§ **Written problem**: Report how many lines of the listing below include the word "color". Give nothing but the number.

· · · · · · ·

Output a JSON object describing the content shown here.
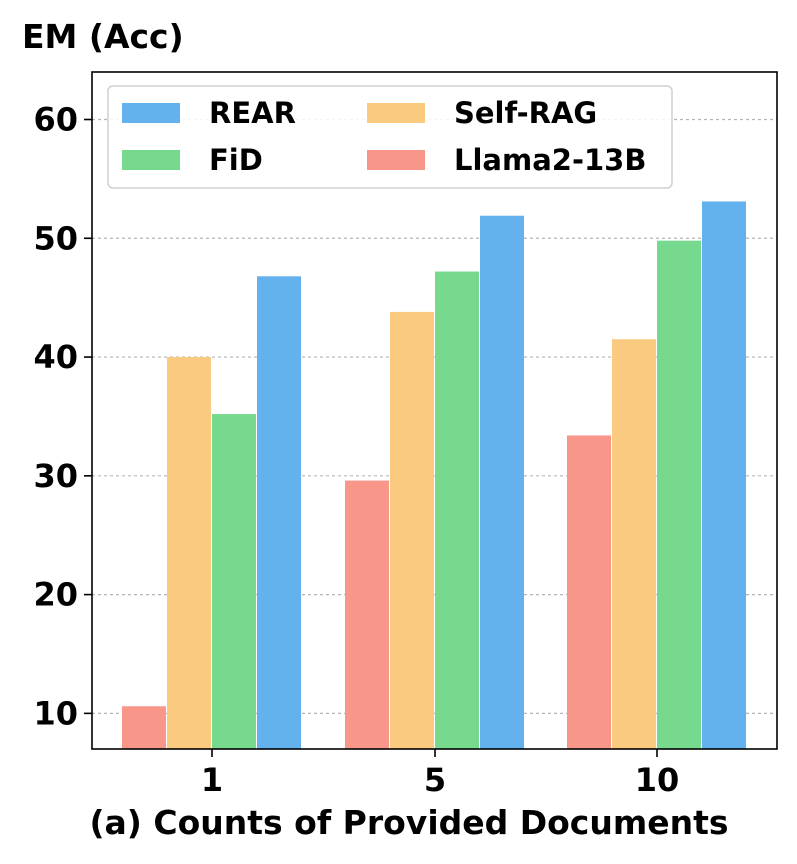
{
  "chart_data": {
    "type": "bar",
    "ylabel": "EM (Acc)",
    "xlabel": "(a) Counts of Provided Documents",
    "categories": [
      "1",
      "5",
      "10"
    ],
    "ylim": [
      7,
      64
    ],
    "yticks": [
      10,
      20,
      30,
      40,
      50,
      60
    ],
    "grid": "y-dashed",
    "legend_placement": "top-left",
    "series": [
      {
        "name": "Llama2-13B",
        "color": "#f8968a",
        "values": [
          10.6,
          29.6,
          33.4
        ]
      },
      {
        "name": "Self-RAG",
        "color": "#f9ca7f",
        "values": [
          40.0,
          43.8,
          41.5
        ]
      },
      {
        "name": "FiD",
        "color": "#77d98e",
        "values": [
          35.2,
          47.2,
          49.8
        ]
      },
      {
        "name": "REAR",
        "color": "#63b2ed",
        "values": [
          46.8,
          51.9,
          53.1
        ]
      }
    ],
    "legend_order": [
      "REAR",
      "Self-RAG",
      "FiD",
      "Llama2-13B"
    ]
  }
}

· · · · · · ·

§ **Written response**: 4